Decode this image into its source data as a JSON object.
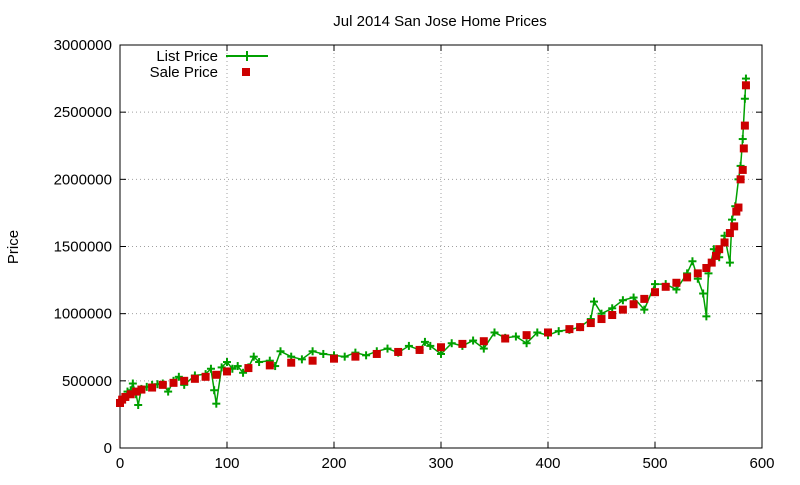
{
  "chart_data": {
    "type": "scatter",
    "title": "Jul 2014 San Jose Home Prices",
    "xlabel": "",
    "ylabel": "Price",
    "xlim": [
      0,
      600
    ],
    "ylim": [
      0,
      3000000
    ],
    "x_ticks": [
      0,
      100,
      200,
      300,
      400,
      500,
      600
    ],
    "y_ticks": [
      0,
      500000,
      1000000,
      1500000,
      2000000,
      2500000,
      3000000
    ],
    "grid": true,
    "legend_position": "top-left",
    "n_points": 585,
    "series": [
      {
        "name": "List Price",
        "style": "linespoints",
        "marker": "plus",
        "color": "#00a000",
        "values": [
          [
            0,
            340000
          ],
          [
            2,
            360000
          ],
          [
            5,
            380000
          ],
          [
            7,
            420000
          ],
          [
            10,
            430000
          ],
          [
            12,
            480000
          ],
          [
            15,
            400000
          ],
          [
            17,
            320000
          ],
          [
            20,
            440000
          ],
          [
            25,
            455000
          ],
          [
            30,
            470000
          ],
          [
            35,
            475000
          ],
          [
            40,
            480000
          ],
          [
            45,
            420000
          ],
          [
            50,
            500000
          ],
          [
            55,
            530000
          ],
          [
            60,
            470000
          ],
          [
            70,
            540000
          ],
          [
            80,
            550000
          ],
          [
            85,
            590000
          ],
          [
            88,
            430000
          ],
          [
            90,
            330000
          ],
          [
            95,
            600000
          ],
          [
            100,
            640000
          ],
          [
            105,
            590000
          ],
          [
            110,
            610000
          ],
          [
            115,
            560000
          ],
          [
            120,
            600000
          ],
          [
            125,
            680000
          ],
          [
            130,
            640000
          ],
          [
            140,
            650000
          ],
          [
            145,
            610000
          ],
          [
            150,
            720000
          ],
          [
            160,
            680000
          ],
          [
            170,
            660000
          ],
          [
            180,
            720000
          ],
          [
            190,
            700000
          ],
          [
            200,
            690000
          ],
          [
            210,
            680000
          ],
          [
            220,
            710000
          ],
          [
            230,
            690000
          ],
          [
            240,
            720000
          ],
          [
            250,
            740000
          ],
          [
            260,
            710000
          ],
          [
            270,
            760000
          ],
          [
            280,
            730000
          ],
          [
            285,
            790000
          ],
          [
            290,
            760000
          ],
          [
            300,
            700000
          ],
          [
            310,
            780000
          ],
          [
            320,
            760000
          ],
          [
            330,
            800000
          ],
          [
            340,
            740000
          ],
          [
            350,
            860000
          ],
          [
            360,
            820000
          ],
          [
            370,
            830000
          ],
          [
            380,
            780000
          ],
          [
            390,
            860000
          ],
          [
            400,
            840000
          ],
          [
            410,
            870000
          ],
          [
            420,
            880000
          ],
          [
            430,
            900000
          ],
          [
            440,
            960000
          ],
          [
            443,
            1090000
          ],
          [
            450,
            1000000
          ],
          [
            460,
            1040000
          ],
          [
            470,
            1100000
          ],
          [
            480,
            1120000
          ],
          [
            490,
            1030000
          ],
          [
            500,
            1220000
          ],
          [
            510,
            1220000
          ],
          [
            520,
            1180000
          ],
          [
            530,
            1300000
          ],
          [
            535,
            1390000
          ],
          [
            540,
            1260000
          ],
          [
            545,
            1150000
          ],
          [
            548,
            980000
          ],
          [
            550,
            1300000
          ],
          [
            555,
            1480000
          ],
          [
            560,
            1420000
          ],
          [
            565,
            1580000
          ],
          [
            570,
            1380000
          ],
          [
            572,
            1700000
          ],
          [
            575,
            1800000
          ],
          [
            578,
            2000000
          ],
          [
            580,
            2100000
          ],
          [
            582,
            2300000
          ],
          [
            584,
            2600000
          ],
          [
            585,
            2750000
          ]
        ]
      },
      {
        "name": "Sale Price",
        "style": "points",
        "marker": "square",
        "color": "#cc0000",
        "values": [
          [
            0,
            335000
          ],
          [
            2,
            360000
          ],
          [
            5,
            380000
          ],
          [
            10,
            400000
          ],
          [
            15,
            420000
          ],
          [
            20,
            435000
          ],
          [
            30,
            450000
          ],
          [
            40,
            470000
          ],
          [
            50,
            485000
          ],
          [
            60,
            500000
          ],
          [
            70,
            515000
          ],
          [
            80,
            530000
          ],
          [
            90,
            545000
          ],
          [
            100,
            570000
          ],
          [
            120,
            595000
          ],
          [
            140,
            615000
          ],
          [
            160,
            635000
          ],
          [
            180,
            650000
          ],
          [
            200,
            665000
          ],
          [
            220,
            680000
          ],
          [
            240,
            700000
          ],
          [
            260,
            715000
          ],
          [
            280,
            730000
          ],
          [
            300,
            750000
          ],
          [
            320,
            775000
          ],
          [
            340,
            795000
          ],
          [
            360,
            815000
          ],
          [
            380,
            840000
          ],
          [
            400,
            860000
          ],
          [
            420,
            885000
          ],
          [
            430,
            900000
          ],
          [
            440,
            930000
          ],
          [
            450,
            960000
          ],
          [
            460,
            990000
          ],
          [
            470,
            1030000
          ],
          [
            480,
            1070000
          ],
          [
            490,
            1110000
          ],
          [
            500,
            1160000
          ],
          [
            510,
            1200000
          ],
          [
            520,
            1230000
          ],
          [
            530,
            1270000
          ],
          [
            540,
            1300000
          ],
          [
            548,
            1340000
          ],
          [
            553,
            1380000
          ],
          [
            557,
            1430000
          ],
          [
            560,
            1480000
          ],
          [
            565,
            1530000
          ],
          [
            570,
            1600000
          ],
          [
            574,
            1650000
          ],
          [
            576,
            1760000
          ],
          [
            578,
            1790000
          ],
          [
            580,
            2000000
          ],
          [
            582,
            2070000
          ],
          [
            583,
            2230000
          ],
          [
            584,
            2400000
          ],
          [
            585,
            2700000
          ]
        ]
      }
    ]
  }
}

_BRIEF_: Verbatim reproduction of every record is required; images are left out.

_RIGHT ANSWER_:
Decode this image into its source data as a JSON object.
{
  "chart_data": {
    "type": "scatter",
    "title": "Jul 2014 San Jose Home Prices",
    "xlabel": "",
    "ylabel": "Price",
    "xlim": [
      0,
      600
    ],
    "ylim": [
      0,
      3000000
    ],
    "x_ticks": [
      0,
      100,
      200,
      300,
      400,
      500,
      600
    ],
    "y_ticks": [
      0,
      500000,
      1000000,
      1500000,
      2000000,
      2500000,
      3000000
    ],
    "grid": true,
    "legend_position": "top-left",
    "n_points": 585,
    "series": [
      {
        "name": "List Price",
        "style": "linespoints",
        "marker": "plus",
        "color": "#00a000",
        "values": [
          [
            0,
            340000
          ],
          [
            2,
            360000
          ],
          [
            5,
            380000
          ],
          [
            7,
            420000
          ],
          [
            10,
            430000
          ],
          [
            12,
            480000
          ],
          [
            15,
            400000
          ],
          [
            17,
            320000
          ],
          [
            20,
            440000
          ],
          [
            25,
            455000
          ],
          [
            30,
            470000
          ],
          [
            35,
            475000
          ],
          [
            40,
            480000
          ],
          [
            45,
            420000
          ],
          [
            50,
            500000
          ],
          [
            55,
            530000
          ],
          [
            60,
            470000
          ],
          [
            70,
            540000
          ],
          [
            80,
            550000
          ],
          [
            85,
            590000
          ],
          [
            88,
            430000
          ],
          [
            90,
            330000
          ],
          [
            95,
            600000
          ],
          [
            100,
            640000
          ],
          [
            105,
            590000
          ],
          [
            110,
            610000
          ],
          [
            115,
            560000
          ],
          [
            120,
            600000
          ],
          [
            125,
            680000
          ],
          [
            130,
            640000
          ],
          [
            140,
            650000
          ],
          [
            145,
            610000
          ],
          [
            150,
            720000
          ],
          [
            160,
            680000
          ],
          [
            170,
            660000
          ],
          [
            180,
            720000
          ],
          [
            190,
            700000
          ],
          [
            200,
            690000
          ],
          [
            210,
            680000
          ],
          [
            220,
            710000
          ],
          [
            230,
            690000
          ],
          [
            240,
            720000
          ],
          [
            250,
            740000
          ],
          [
            260,
            710000
          ],
          [
            270,
            760000
          ],
          [
            280,
            730000
          ],
          [
            285,
            790000
          ],
          [
            290,
            760000
          ],
          [
            300,
            700000
          ],
          [
            310,
            780000
          ],
          [
            320,
            760000
          ],
          [
            330,
            800000
          ],
          [
            340,
            740000
          ],
          [
            350,
            860000
          ],
          [
            360,
            820000
          ],
          [
            370,
            830000
          ],
          [
            380,
            780000
          ],
          [
            390,
            860000
          ],
          [
            400,
            840000
          ],
          [
            410,
            870000
          ],
          [
            420,
            880000
          ],
          [
            430,
            900000
          ],
          [
            440,
            960000
          ],
          [
            443,
            1090000
          ],
          [
            450,
            1000000
          ],
          [
            460,
            1040000
          ],
          [
            470,
            1100000
          ],
          [
            480,
            1120000
          ],
          [
            490,
            1030000
          ],
          [
            500,
            1220000
          ],
          [
            510,
            1220000
          ],
          [
            520,
            1180000
          ],
          [
            530,
            1300000
          ],
          [
            535,
            1390000
          ],
          [
            540,
            1260000
          ],
          [
            545,
            1150000
          ],
          [
            548,
            980000
          ],
          [
            550,
            1300000
          ],
          [
            555,
            1480000
          ],
          [
            560,
            1420000
          ],
          [
            565,
            1580000
          ],
          [
            570,
            1380000
          ],
          [
            572,
            1700000
          ],
          [
            575,
            1800000
          ],
          [
            578,
            2000000
          ],
          [
            580,
            2100000
          ],
          [
            582,
            2300000
          ],
          [
            584,
            2600000
          ],
          [
            585,
            2750000
          ]
        ]
      },
      {
        "name": "Sale Price",
        "style": "points",
        "marker": "square",
        "color": "#cc0000",
        "values": [
          [
            0,
            335000
          ],
          [
            2,
            360000
          ],
          [
            5,
            380000
          ],
          [
            10,
            400000
          ],
          [
            15,
            420000
          ],
          [
            20,
            435000
          ],
          [
            30,
            450000
          ],
          [
            40,
            470000
          ],
          [
            50,
            485000
          ],
          [
            60,
            500000
          ],
          [
            70,
            515000
          ],
          [
            80,
            530000
          ],
          [
            90,
            545000
          ],
          [
            100,
            570000
          ],
          [
            120,
            595000
          ],
          [
            140,
            615000
          ],
          [
            160,
            635000
          ],
          [
            180,
            650000
          ],
          [
            200,
            665000
          ],
          [
            220,
            680000
          ],
          [
            240,
            700000
          ],
          [
            260,
            715000
          ],
          [
            280,
            730000
          ],
          [
            300,
            750000
          ],
          [
            320,
            775000
          ],
          [
            340,
            795000
          ],
          [
            360,
            815000
          ],
          [
            380,
            840000
          ],
          [
            400,
            860000
          ],
          [
            420,
            885000
          ],
          [
            430,
            900000
          ],
          [
            440,
            930000
          ],
          [
            450,
            960000
          ],
          [
            460,
            990000
          ],
          [
            470,
            1030000
          ],
          [
            480,
            1070000
          ],
          [
            490,
            1110000
          ],
          [
            500,
            1160000
          ],
          [
            510,
            1200000
          ],
          [
            520,
            1230000
          ],
          [
            530,
            1270000
          ],
          [
            540,
            1300000
          ],
          [
            548,
            1340000
          ],
          [
            553,
            1380000
          ],
          [
            557,
            1430000
          ],
          [
            560,
            1480000
          ],
          [
            565,
            1530000
          ],
          [
            570,
            1600000
          ],
          [
            574,
            1650000
          ],
          [
            576,
            1760000
          ],
          [
            578,
            1790000
          ],
          [
            580,
            2000000
          ],
          [
            582,
            2070000
          ],
          [
            583,
            2230000
          ],
          [
            584,
            2400000
          ],
          [
            585,
            2700000
          ]
        ]
      }
    ]
  }
}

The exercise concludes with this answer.